## begin Data for this exercise

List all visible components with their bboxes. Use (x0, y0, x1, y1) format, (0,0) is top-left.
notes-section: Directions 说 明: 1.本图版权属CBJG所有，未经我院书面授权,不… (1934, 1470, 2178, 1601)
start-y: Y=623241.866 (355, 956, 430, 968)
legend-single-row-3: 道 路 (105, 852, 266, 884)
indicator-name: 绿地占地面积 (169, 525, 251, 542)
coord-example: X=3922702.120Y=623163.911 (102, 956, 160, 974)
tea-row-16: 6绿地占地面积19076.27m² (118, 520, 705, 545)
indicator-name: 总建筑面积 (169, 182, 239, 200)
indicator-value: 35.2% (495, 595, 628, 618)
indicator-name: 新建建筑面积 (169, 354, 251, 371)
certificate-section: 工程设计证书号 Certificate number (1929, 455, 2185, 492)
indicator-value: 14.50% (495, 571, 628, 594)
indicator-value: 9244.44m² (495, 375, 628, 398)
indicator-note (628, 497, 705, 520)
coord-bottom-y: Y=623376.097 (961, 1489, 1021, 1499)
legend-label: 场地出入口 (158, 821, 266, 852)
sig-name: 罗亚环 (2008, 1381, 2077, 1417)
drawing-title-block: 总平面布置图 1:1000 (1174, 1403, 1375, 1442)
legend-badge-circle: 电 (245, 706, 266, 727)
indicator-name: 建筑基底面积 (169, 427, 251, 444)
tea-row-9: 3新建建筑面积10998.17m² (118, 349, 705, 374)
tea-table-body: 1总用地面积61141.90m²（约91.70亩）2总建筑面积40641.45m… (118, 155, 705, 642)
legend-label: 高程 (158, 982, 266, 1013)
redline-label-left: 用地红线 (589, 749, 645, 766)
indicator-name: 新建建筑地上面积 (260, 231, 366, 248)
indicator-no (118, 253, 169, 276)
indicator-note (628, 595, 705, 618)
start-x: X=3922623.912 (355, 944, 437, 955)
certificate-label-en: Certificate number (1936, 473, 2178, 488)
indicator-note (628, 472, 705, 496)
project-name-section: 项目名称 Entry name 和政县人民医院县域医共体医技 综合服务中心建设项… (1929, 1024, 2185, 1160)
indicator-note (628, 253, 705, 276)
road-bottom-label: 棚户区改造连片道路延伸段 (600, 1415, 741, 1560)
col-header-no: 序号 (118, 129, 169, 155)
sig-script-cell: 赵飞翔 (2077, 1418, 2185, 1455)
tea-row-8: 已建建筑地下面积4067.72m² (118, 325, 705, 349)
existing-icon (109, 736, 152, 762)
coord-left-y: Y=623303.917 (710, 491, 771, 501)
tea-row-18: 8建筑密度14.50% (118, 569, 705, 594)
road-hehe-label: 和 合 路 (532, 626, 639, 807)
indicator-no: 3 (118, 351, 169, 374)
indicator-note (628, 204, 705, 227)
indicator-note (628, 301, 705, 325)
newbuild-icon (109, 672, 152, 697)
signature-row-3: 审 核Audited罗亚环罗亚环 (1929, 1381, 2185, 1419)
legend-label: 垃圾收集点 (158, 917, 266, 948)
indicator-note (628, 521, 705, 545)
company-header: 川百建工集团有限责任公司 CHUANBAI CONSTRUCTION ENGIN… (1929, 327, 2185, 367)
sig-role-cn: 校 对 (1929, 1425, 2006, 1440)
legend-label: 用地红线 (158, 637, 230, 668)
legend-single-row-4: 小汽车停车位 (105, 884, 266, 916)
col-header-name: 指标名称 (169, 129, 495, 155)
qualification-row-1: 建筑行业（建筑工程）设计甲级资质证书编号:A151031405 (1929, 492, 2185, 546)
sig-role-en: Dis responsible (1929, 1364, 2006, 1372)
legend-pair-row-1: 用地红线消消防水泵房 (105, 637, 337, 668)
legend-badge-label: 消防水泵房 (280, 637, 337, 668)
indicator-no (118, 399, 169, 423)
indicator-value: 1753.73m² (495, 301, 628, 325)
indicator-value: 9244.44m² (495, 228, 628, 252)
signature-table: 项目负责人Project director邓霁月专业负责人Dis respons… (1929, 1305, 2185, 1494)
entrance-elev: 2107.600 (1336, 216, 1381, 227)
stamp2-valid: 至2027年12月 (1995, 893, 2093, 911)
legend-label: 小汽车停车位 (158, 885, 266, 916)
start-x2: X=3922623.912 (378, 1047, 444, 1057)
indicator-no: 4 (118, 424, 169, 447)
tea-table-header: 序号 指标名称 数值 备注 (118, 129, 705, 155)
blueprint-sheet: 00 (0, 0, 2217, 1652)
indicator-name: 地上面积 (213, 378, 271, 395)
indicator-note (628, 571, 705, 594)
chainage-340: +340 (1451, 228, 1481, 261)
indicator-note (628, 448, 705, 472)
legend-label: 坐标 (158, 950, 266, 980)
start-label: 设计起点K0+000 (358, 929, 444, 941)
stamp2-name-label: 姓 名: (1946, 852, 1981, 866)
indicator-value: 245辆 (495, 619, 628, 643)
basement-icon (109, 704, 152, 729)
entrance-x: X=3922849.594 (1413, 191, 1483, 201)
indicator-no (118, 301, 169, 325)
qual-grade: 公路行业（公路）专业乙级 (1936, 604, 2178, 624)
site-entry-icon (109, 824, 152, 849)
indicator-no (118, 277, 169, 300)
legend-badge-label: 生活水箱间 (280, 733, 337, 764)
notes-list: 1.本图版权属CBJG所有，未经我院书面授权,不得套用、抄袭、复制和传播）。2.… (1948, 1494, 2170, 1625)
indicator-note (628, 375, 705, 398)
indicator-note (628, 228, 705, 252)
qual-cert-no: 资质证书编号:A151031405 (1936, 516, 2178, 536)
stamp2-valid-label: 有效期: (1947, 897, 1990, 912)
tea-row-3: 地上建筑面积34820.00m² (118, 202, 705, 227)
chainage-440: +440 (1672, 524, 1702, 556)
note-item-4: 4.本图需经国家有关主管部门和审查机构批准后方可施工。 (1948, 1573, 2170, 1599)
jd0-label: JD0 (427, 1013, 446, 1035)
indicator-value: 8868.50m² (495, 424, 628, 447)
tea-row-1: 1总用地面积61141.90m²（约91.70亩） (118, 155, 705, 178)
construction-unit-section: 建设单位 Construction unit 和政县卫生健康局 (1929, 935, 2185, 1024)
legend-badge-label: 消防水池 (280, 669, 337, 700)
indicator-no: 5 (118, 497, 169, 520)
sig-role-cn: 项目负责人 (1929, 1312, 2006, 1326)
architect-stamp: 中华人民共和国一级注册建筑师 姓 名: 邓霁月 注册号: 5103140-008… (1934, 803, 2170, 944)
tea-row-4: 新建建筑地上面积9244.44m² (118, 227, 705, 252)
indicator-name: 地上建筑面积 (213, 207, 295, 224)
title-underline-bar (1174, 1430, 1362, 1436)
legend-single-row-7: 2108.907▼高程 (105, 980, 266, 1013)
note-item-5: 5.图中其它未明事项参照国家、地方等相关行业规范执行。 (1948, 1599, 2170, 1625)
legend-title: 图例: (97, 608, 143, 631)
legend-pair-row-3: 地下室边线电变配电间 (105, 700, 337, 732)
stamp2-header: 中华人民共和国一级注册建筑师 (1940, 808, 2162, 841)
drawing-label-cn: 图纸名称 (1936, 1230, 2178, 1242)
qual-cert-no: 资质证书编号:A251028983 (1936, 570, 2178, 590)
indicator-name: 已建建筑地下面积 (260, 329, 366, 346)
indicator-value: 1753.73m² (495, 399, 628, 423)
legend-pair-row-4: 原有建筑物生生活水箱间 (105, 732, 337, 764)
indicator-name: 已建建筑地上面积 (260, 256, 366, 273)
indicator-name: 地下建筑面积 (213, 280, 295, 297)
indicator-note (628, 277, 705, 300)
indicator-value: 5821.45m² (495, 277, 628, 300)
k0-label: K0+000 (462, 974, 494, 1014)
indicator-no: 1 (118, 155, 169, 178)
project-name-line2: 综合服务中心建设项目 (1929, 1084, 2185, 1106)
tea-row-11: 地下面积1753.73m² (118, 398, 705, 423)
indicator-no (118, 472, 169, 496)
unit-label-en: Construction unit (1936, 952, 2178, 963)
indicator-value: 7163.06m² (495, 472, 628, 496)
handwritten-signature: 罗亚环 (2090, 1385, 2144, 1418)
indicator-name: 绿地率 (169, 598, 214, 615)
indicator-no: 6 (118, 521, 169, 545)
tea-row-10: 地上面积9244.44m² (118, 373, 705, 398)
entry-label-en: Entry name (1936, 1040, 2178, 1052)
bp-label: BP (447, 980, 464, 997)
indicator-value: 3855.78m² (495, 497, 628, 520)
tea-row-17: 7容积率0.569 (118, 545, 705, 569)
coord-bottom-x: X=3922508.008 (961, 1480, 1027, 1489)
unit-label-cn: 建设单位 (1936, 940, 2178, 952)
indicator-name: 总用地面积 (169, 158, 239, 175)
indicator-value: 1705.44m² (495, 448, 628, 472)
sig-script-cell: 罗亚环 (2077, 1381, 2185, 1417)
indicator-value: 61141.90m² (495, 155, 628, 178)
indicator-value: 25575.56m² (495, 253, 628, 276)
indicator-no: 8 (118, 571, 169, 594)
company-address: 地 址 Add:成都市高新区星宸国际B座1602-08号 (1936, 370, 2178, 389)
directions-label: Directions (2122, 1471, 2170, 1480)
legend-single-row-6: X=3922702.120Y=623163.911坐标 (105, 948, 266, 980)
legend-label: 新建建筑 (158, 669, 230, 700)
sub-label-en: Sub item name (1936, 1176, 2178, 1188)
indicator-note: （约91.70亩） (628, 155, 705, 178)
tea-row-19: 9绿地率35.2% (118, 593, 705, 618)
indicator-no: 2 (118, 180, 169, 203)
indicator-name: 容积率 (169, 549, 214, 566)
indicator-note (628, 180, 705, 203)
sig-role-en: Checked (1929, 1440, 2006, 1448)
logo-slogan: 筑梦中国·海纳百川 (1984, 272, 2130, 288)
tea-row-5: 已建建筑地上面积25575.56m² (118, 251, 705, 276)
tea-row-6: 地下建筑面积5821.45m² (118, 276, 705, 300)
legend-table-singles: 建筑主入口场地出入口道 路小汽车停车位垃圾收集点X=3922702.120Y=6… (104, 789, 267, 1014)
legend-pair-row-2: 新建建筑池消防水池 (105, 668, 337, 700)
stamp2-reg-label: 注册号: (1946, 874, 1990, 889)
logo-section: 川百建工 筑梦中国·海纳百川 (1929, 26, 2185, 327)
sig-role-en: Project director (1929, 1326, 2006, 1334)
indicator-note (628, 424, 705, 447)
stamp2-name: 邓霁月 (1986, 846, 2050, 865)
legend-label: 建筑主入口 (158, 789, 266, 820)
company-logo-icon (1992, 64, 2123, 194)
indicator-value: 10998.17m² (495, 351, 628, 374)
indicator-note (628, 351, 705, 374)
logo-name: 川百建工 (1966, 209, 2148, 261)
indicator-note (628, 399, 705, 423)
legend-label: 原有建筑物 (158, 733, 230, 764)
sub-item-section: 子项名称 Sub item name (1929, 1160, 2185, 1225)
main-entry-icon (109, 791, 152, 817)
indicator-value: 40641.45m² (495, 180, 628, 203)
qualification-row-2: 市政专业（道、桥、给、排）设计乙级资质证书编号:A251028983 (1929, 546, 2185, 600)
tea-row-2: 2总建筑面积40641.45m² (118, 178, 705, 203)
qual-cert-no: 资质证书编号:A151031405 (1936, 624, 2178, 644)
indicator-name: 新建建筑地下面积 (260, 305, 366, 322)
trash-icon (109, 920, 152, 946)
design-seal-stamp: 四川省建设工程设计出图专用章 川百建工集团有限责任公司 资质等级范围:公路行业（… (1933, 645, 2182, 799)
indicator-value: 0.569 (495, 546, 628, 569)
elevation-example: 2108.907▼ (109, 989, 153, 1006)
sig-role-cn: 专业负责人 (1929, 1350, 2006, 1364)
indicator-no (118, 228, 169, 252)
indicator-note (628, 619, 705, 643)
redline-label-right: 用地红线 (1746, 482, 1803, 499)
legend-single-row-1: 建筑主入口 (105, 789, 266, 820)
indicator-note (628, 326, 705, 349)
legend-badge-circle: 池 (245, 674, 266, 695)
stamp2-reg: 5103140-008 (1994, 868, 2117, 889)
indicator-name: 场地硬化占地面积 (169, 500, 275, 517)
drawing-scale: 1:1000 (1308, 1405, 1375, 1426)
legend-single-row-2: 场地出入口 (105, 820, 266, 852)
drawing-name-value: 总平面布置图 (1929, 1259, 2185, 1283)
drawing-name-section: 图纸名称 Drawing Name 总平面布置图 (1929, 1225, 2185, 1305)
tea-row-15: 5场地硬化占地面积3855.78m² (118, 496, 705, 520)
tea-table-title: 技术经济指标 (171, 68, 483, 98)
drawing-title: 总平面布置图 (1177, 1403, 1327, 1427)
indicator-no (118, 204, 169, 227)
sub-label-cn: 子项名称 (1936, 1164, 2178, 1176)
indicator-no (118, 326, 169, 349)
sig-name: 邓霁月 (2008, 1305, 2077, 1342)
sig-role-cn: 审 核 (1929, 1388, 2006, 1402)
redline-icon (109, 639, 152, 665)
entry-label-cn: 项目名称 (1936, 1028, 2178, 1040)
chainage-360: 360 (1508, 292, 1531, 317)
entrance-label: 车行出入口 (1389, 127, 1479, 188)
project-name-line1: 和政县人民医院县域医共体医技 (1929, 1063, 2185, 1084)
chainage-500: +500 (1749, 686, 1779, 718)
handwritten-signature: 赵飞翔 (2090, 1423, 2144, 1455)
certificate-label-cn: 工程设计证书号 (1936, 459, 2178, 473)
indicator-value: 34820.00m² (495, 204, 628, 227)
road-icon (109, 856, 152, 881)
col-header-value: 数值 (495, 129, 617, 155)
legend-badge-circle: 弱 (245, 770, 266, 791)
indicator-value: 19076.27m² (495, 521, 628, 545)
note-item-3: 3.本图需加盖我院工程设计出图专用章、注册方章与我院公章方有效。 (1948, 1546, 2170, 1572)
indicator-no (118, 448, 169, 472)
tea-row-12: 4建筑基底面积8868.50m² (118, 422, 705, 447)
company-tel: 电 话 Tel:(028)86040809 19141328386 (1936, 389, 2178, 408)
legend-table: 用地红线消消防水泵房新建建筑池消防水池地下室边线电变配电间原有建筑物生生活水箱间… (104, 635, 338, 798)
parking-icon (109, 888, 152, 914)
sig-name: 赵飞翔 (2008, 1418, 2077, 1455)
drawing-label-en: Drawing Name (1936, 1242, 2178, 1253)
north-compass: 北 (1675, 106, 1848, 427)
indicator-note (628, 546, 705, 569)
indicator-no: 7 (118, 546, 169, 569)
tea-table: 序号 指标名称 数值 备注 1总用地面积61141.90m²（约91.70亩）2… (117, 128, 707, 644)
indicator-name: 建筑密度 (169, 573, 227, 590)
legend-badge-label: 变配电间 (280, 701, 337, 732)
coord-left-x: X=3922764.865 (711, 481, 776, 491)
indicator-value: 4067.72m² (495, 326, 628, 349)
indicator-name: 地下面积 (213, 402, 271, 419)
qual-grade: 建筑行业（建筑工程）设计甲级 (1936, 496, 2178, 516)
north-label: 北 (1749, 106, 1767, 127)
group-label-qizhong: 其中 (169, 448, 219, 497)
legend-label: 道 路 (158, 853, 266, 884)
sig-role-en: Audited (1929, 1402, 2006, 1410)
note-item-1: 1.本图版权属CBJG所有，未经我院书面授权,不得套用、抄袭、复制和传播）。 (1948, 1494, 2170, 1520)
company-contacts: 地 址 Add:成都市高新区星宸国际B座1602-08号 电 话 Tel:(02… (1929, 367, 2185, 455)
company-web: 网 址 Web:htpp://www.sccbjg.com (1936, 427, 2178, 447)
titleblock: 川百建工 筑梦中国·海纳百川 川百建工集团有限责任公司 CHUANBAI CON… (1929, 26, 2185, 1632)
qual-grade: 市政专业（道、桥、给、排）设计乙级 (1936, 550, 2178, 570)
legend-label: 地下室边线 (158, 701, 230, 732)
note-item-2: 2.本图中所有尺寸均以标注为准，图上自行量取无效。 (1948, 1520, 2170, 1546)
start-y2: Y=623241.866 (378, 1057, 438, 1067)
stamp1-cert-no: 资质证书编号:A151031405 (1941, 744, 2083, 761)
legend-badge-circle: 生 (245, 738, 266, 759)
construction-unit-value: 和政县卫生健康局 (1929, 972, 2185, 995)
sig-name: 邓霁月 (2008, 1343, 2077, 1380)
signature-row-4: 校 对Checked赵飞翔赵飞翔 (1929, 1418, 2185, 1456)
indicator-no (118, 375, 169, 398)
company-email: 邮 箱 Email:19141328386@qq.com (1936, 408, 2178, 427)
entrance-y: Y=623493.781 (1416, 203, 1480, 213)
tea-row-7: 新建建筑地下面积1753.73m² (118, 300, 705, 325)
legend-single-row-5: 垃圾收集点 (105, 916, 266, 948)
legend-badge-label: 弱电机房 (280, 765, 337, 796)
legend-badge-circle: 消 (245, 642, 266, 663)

## end Data for this exercise

Aim
Copy the listing above word for word, from its first line through the line containing "signature-row-3: 审 核Audited罗亚环罗亚环", both ends included.

Exercise solution
List all visible components with their bboxes. Use (x0, y0, x1, y1) format, (0,0) is top-left.
notes-section: Directions 说 明: 1.本图版权属CBJG所有，未经我院书面授权,不… (1934, 1470, 2178, 1601)
start-y: Y=623241.866 (355, 956, 430, 968)
legend-single-row-3: 道 路 (105, 852, 266, 884)
indicator-name: 绿地占地面积 (169, 525, 251, 542)
coord-example: X=3922702.120Y=623163.911 (102, 956, 160, 974)
tea-row-16: 6绿地占地面积19076.27m² (118, 520, 705, 545)
indicator-name: 总建筑面积 (169, 182, 239, 200)
indicator-value: 35.2% (495, 595, 628, 618)
indicator-name: 新建建筑面积 (169, 354, 251, 371)
certificate-section: 工程设计证书号 Certificate number (1929, 455, 2185, 492)
indicator-value: 14.50% (495, 571, 628, 594)
indicator-value: 9244.44m² (495, 375, 628, 398)
indicator-note (628, 497, 705, 520)
coord-bottom-y: Y=623376.097 (961, 1489, 1021, 1499)
legend-label: 场地出入口 (158, 821, 266, 852)
sig-name: 罗亚环 (2008, 1381, 2077, 1417)
drawing-title-block: 总平面布置图 1:1000 (1174, 1403, 1375, 1442)
legend-badge-circle: 电 (245, 706, 266, 727)
indicator-name: 建筑基底面积 (169, 427, 251, 444)
tea-row-9: 3新建建筑面积10998.17m² (118, 349, 705, 374)
tea-table-body: 1总用地面积61141.90m²（约91.70亩）2总建筑面积40641.45m… (118, 155, 705, 642)
legend-label: 高程 (158, 982, 266, 1013)
redline-label-left: 用地红线 (589, 749, 645, 766)
indicator-name: 新建建筑地上面积 (260, 231, 366, 248)
indicator-no (118, 253, 169, 276)
indicator-note (628, 595, 705, 618)
start-x: X=3922623.912 (355, 944, 437, 955)
certificate-label-en: Certificate number (1936, 473, 2178, 488)
indicator-note (628, 472, 705, 496)
project-name-section: 项目名称 Entry name 和政县人民医院县域医共体医技 综合服务中心建设项… (1929, 1024, 2185, 1160)
indicator-note (628, 253, 705, 276)
road-bottom-label: 棚户区改造连片道路延伸段 (600, 1415, 741, 1560)
col-header-no: 序号 (118, 129, 169, 155)
sig-script-cell: 赵飞翔 (2077, 1418, 2185, 1455)
tea-row-8: 已建建筑地下面积4067.72m² (118, 325, 705, 349)
existing-icon (109, 736, 152, 762)
coord-left-y: Y=623303.917 (710, 491, 771, 501)
tea-row-18: 8建筑密度14.50% (118, 569, 705, 594)
road-hehe-label: 和 合 路 (532, 626, 639, 807)
indicator-no: 3 (118, 351, 169, 374)
indicator-note (628, 204, 705, 227)
indicator-note (628, 301, 705, 325)
newbuild-icon (109, 672, 152, 697)
signature-row-3: 审 核Audited罗亚环罗亚环 (1929, 1381, 2185, 1419)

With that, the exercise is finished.